→ **EXERCISE PROMPT**
From the material below, list every line containing "soledad".

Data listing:
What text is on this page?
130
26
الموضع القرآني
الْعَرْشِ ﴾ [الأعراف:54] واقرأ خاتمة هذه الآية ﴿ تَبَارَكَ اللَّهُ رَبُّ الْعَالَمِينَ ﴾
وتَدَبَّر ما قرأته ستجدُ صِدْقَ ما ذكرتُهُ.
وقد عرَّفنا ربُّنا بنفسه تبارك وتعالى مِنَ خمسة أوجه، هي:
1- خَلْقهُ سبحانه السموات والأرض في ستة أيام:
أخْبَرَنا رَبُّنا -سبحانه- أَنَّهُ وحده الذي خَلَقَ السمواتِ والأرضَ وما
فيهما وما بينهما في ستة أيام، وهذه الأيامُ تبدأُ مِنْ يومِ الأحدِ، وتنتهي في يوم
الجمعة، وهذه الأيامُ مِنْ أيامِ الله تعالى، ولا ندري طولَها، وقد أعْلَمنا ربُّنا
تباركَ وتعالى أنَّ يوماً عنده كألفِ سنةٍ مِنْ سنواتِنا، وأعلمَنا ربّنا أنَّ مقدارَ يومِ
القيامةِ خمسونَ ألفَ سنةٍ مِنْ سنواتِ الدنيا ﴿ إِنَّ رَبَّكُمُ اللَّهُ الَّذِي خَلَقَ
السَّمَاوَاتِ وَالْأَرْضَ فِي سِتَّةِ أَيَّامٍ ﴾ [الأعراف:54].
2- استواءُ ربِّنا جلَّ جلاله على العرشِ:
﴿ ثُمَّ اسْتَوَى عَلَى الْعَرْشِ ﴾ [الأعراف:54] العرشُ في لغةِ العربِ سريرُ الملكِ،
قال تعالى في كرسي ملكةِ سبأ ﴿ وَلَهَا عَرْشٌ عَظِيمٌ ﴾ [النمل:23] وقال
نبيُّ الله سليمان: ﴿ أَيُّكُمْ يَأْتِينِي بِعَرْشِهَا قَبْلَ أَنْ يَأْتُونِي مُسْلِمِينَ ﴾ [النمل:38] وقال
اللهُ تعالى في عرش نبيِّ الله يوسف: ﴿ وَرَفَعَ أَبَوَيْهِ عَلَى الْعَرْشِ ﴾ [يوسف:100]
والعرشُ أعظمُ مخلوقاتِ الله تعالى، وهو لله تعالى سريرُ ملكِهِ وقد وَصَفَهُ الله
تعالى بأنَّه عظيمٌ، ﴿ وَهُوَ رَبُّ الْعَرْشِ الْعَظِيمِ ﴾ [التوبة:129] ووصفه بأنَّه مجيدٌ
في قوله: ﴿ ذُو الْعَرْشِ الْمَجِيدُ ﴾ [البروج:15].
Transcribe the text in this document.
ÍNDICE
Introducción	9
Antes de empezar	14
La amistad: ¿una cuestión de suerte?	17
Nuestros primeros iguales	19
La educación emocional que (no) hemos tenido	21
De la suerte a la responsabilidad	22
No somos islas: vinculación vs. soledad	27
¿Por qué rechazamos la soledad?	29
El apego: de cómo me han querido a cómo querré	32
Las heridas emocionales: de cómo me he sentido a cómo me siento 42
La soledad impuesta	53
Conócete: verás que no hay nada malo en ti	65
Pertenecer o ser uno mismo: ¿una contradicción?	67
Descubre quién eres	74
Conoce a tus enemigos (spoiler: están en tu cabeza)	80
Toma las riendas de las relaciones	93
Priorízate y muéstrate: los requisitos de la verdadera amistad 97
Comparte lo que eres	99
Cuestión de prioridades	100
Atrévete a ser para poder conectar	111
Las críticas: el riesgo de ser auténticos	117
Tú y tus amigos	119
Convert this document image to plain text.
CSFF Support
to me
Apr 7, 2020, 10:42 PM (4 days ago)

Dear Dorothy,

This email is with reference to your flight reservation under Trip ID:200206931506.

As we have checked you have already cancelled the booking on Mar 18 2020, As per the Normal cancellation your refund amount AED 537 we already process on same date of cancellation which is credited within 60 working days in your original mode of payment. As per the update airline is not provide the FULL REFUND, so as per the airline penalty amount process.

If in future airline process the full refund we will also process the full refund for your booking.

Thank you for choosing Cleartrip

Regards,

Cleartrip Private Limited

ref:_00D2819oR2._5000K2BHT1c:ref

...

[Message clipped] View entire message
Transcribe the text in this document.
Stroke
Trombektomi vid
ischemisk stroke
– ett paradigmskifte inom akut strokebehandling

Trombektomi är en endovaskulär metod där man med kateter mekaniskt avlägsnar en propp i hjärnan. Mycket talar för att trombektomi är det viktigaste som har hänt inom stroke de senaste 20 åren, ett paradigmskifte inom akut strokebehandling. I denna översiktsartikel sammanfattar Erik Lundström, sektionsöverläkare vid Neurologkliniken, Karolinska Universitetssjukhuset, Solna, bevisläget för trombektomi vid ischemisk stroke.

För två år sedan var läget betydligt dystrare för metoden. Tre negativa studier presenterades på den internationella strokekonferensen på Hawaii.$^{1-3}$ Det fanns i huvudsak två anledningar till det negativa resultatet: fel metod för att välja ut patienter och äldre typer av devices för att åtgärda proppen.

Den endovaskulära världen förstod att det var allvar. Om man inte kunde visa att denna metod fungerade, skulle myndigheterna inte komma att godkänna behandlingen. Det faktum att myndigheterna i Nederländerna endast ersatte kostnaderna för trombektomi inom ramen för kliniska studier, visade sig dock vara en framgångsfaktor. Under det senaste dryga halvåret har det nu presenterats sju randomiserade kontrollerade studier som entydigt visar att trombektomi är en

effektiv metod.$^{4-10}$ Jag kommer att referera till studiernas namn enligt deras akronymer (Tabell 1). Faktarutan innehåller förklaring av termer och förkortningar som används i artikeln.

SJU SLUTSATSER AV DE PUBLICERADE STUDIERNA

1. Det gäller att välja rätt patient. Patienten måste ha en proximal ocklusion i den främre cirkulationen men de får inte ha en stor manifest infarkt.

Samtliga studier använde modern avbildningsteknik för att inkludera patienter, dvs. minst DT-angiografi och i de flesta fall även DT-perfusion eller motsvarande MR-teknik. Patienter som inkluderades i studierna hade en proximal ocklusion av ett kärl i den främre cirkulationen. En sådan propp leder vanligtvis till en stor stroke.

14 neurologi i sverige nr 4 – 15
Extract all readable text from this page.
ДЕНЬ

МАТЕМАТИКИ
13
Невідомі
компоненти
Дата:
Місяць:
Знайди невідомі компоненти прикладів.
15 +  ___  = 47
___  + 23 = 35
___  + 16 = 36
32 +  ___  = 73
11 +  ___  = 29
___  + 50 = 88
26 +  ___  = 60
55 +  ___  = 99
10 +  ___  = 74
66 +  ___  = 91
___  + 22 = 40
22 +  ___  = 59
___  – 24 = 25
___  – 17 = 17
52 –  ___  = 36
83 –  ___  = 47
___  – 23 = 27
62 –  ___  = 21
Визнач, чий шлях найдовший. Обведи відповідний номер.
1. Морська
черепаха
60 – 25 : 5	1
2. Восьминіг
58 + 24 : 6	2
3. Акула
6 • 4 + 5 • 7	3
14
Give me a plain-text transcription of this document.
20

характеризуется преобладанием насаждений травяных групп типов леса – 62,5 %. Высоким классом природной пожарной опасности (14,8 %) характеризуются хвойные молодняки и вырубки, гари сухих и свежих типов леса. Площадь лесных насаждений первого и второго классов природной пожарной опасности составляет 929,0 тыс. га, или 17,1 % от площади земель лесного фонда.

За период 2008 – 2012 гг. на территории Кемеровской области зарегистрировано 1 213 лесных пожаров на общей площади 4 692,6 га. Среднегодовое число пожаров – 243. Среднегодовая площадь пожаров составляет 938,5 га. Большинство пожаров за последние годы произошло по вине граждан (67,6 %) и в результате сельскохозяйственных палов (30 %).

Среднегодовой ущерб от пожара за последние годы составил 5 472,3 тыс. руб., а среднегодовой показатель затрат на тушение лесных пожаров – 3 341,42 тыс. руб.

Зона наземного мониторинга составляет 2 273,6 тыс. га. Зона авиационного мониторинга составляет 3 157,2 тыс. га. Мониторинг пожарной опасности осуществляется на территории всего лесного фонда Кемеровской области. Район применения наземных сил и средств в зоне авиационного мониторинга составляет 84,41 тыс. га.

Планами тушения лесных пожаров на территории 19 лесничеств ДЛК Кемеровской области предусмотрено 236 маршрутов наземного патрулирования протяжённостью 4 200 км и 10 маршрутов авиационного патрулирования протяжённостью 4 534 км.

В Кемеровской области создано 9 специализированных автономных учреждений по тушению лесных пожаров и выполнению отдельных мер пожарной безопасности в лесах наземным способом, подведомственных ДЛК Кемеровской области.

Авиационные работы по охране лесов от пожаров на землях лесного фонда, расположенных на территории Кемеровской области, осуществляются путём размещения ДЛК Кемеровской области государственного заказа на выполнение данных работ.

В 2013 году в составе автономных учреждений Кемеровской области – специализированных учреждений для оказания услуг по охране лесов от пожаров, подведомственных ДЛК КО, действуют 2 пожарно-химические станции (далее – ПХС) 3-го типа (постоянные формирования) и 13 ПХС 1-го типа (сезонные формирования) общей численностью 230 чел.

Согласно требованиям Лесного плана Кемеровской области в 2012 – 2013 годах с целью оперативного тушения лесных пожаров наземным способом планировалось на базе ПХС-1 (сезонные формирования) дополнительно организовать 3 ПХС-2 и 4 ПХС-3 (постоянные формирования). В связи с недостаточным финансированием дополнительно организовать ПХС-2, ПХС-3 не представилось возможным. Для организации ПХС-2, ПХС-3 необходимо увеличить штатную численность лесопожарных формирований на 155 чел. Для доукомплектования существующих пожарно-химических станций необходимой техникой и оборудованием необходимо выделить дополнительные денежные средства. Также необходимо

→ **ANSWER TO THE TASK**
No somos islas: vinculación vs. soledad	27
¿Por qué rechazamos la soledad?	29
La soledad impuesta	53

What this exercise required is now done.